[YOUR INSTRUCTIONS]
Gather, from the data below, each line in which the word "price" occurs.

[DATA SHOWN]
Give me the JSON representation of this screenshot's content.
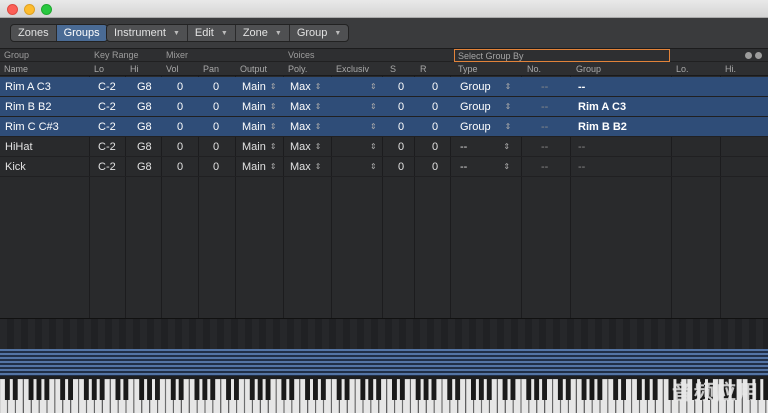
{
  "toolbar": {
    "view_tabs": [
      {
        "label": "Zones",
        "active": false
      },
      {
        "label": "Groups",
        "active": true
      }
    ],
    "menus": [
      "Instrument",
      "Edit",
      "Zone",
      "Group"
    ]
  },
  "header": {
    "sections": {
      "group": "Group",
      "key_range": "Key Range",
      "mixer": "Mixer",
      "voices": "Voices",
      "select_group_by": "Select Group By"
    },
    "columns": {
      "name": "Name",
      "lo": "Lo",
      "hi": "Hi",
      "vol": "Vol",
      "pan": "Pan",
      "output": "Output",
      "poly": "Poly.",
      "exclusive": "Exclusiv",
      "s": "S",
      "r": "R",
      "type": "Type",
      "no": "No.",
      "group": "Group",
      "lo2": "Lo.",
      "hi2": "Hi."
    }
  },
  "rows": [
    {
      "name": "Rim A C3",
      "lo": "C-2",
      "hi": "G8",
      "vol": "0",
      "pan": "0",
      "output": "Main",
      "poly": "Max",
      "s": "0",
      "r": "0",
      "type": "Group",
      "no": "--",
      "group": "--",
      "selected": true
    },
    {
      "name": "Rim B B2",
      "lo": "C-2",
      "hi": "G8",
      "vol": "0",
      "pan": "0",
      "output": "Main",
      "poly": "Max",
      "s": "0",
      "r": "0",
      "type": "Group",
      "no": "--",
      "group": "Rim A C3",
      "selected": true
    },
    {
      "name": "Rim C C#3",
      "lo": "C-2",
      "hi": "G8",
      "vol": "0",
      "pan": "0",
      "output": "Main",
      "poly": "Max",
      "s": "0",
      "r": "0",
      "type": "Group",
      "no": "--",
      "group": "Rim B B2",
      "selected": true
    },
    {
      "name": "HiHat",
      "lo": "C-2",
      "hi": "G8",
      "vol": "0",
      "pan": "0",
      "output": "Main",
      "poly": "Max",
      "s": "0",
      "r": "0",
      "type": "--",
      "no": "--",
      "group": "--",
      "selected": false
    },
    {
      "name": "Kick",
      "lo": "C-2",
      "hi": "G8",
      "vol": "0",
      "pan": "0",
      "output": "Main",
      "poly": "Max",
      "s": "0",
      "r": "0",
      "type": "--",
      "no": "--",
      "group": "--",
      "selected": false
    }
  ],
  "watermark": "音频应用",
  "colors": {
    "selection": "#2f4d78",
    "accent": "#4a6b95",
    "highlight_border": "#e2833a"
  }
}
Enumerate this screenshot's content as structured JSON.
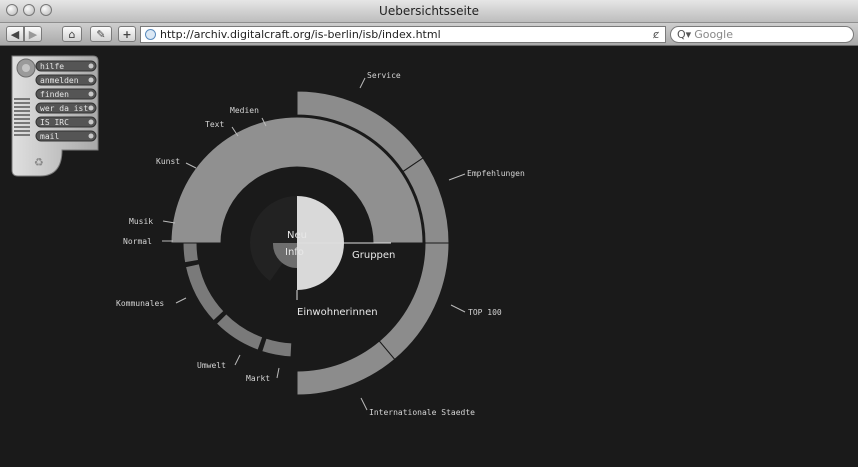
{
  "window": {
    "title": "Uebersichtsseite"
  },
  "toolbar": {
    "back": "◀",
    "forward": "▶",
    "home": "⌂",
    "edit": "✎",
    "add": "+",
    "url": "http://archiv.digitalcraft.org/is-berlin/isb/index.html",
    "reload": "ȼ",
    "search_prefix": "Q▾",
    "search_placeholder": "Google"
  },
  "sidebar": {
    "items": [
      {
        "label": "hilfe"
      },
      {
        "label": "anmelden"
      },
      {
        "label": "finden"
      },
      {
        "label": "wer da ist"
      },
      {
        "label": "IS IRC"
      },
      {
        "label": "mail"
      }
    ]
  },
  "wheel": {
    "center": {
      "neu": "Neu",
      "info": "Info",
      "gruppen": "Gruppen",
      "einwohnerinnen": "Einwohnerinnen"
    },
    "categories": {
      "service": "Service",
      "empfehlungen": "Empfehlungen",
      "top100": "TOP 100",
      "internationale": "Internationale Staedte",
      "medien": "Medien",
      "text": "Text",
      "kunst": "Kunst",
      "musik": "Musik",
      "normal": "Normal",
      "kommunales": "Kommunales",
      "umwelt": "Umwelt",
      "markt": "Markt"
    }
  },
  "colors": {
    "background": "#1a1a1a",
    "ring": "#8c8c8c",
    "ring_dark": "#7a7a7a",
    "center_light": "#d9d9d9",
    "center_dark": "#6e6e6e",
    "label": "#d4d4d4"
  }
}
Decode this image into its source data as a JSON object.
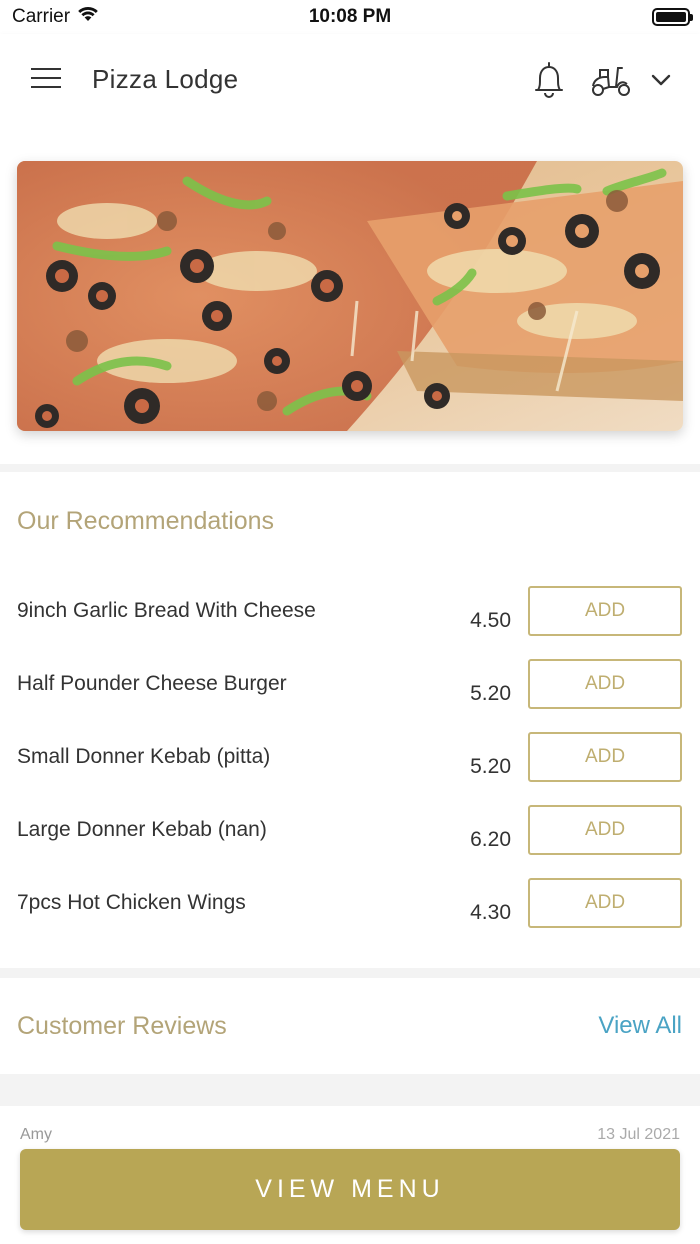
{
  "status_bar": {
    "carrier": "Carrier",
    "time": "10:08 PM"
  },
  "header": {
    "title": "Pizza Lodge",
    "icons": [
      "menu-icon",
      "bell-icon",
      "scooter-icon",
      "chevron-down-icon"
    ]
  },
  "hero": {
    "image": "pizza-banner"
  },
  "recommendations": {
    "title": "Our Recommendations",
    "items": [
      {
        "name": "9inch Garlic Bread With Cheese",
        "price": "4.50",
        "button": "ADD"
      },
      {
        "name": "Half Pounder Cheese Burger",
        "price": "5.20",
        "button": "ADD"
      },
      {
        "name": "Small Donner Kebab (pitta)",
        "price": "5.20",
        "button": "ADD"
      },
      {
        "name": "Large Donner Kebab (nan)",
        "price": "6.20",
        "button": "ADD"
      },
      {
        "name": "7pcs Hot Chicken Wings",
        "price": "4.30",
        "button": "ADD"
      }
    ]
  },
  "reviews": {
    "title": "Customer Reviews",
    "view_all": "View All",
    "first_review": {
      "name": "Amy",
      "date": "13 Jul 2021"
    }
  },
  "footer": {
    "view_menu": "VIEW MENU"
  },
  "colors": {
    "accent_gold": "#b8a655",
    "section_title": "#b3a478",
    "link_blue": "#4aa3c4"
  }
}
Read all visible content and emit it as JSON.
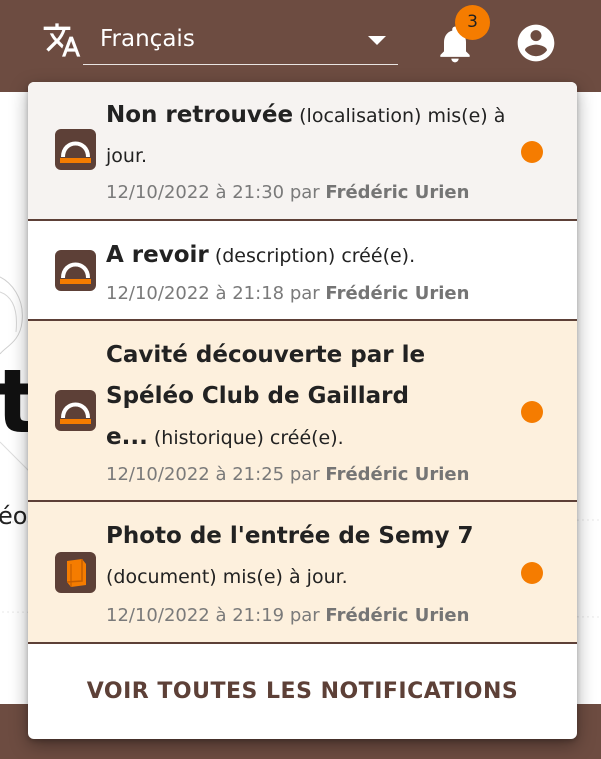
{
  "header": {
    "language_icon": "translate-icon",
    "language_value": "Français",
    "notification_icon": "bell-icon",
    "notification_count": "3",
    "account_icon": "account-circle-icon",
    "background_color": "#6d4c41",
    "badge_color": "#f57c00"
  },
  "background": {
    "letter": "t",
    "text": "éo"
  },
  "notifications": {
    "items": [
      {
        "icon": "cave-entrance-icon",
        "title": "Non retrouvée",
        "type": "(localisation)",
        "action": "mis(e) à jour.",
        "date": "12/10/2022 à 21:30",
        "by": "par",
        "author": "Frédéric Urien",
        "unread": true
      },
      {
        "icon": "cave-entrance-icon",
        "title": "A revoir",
        "type": "(description)",
        "action": "créé(e).",
        "date": "12/10/2022 à 21:18",
        "by": "par",
        "author": "Frédéric Urien",
        "unread": false
      },
      {
        "icon": "cave-entrance-icon",
        "title": "Cavité découverte par le Spéléo Club de Gaillard e...",
        "type": "(historique)",
        "action": "créé(e).",
        "date": "12/10/2022 à 21:25",
        "by": "par",
        "author": "Frédéric Urien",
        "unread": true
      },
      {
        "icon": "document-book-icon",
        "title": "Photo de l'entrée de Semy 7",
        "type": "(document)",
        "action": "mis(e) à jour.",
        "date": "12/10/2022 à 21:19",
        "by": "par",
        "author": "Frédéric Urien",
        "unread": true
      }
    ],
    "see_all_label": "VOIR TOUTES LES NOTIFICATIONS",
    "unread_dot_color": "#f57c00",
    "accent_color": "#5d4037"
  }
}
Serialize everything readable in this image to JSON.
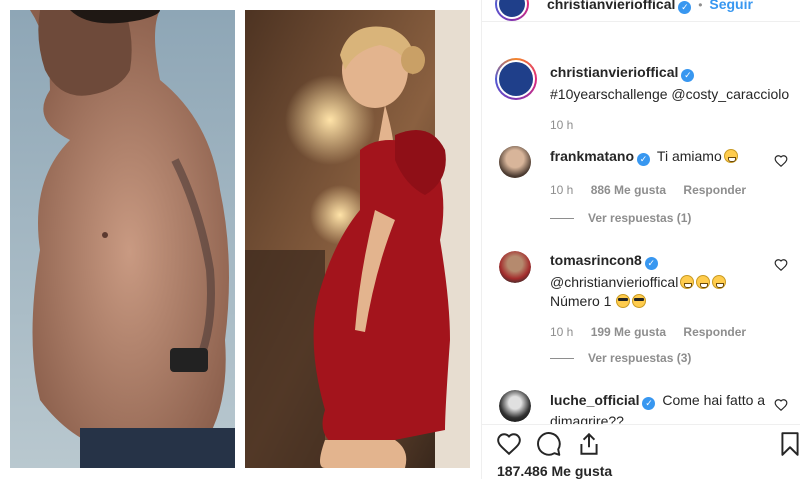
{
  "post": {
    "author": "christianvierioffical",
    "follow_label": "Seguir",
    "dot": "•",
    "likes": "187.486 Me gusta"
  },
  "caption": {
    "username": "christianvierioffical",
    "text": "#10yearschallenge @costy_caracciolo",
    "time": "10 h"
  },
  "comments": [
    {
      "username": "frankmatano",
      "text": "Ti amiamo",
      "emoji": "grin",
      "time": "10 h",
      "likes": "886 Me gusta",
      "reply": "Responder",
      "view_replies": "Ver respuestas (1)"
    },
    {
      "username": "tomasrincon8",
      "text": "@christianvierioffical",
      "text2": "Número 1",
      "time": "10 h",
      "likes": "199 Me gusta",
      "reply": "Responder",
      "view_replies": "Ver respuestas (3)"
    },
    {
      "username": "luche_official",
      "text": "Come hai fatto a",
      "text2": "dimagrire??"
    }
  ],
  "icons": {
    "verified": "verified-badge-icon",
    "heart": "heart-icon",
    "comment": "comment-icon",
    "share": "share-icon",
    "save": "bookmark-icon"
  },
  "colors": {
    "link": "#3897f0",
    "muted": "#8e8e8e",
    "text": "#262626",
    "dress": "#a3141c"
  }
}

[TASK SOLUTION]
        "price": "4.50",
        "price": "5.20",
        "price": "5.20",
        "price": "6.20",
        "price": "4.30",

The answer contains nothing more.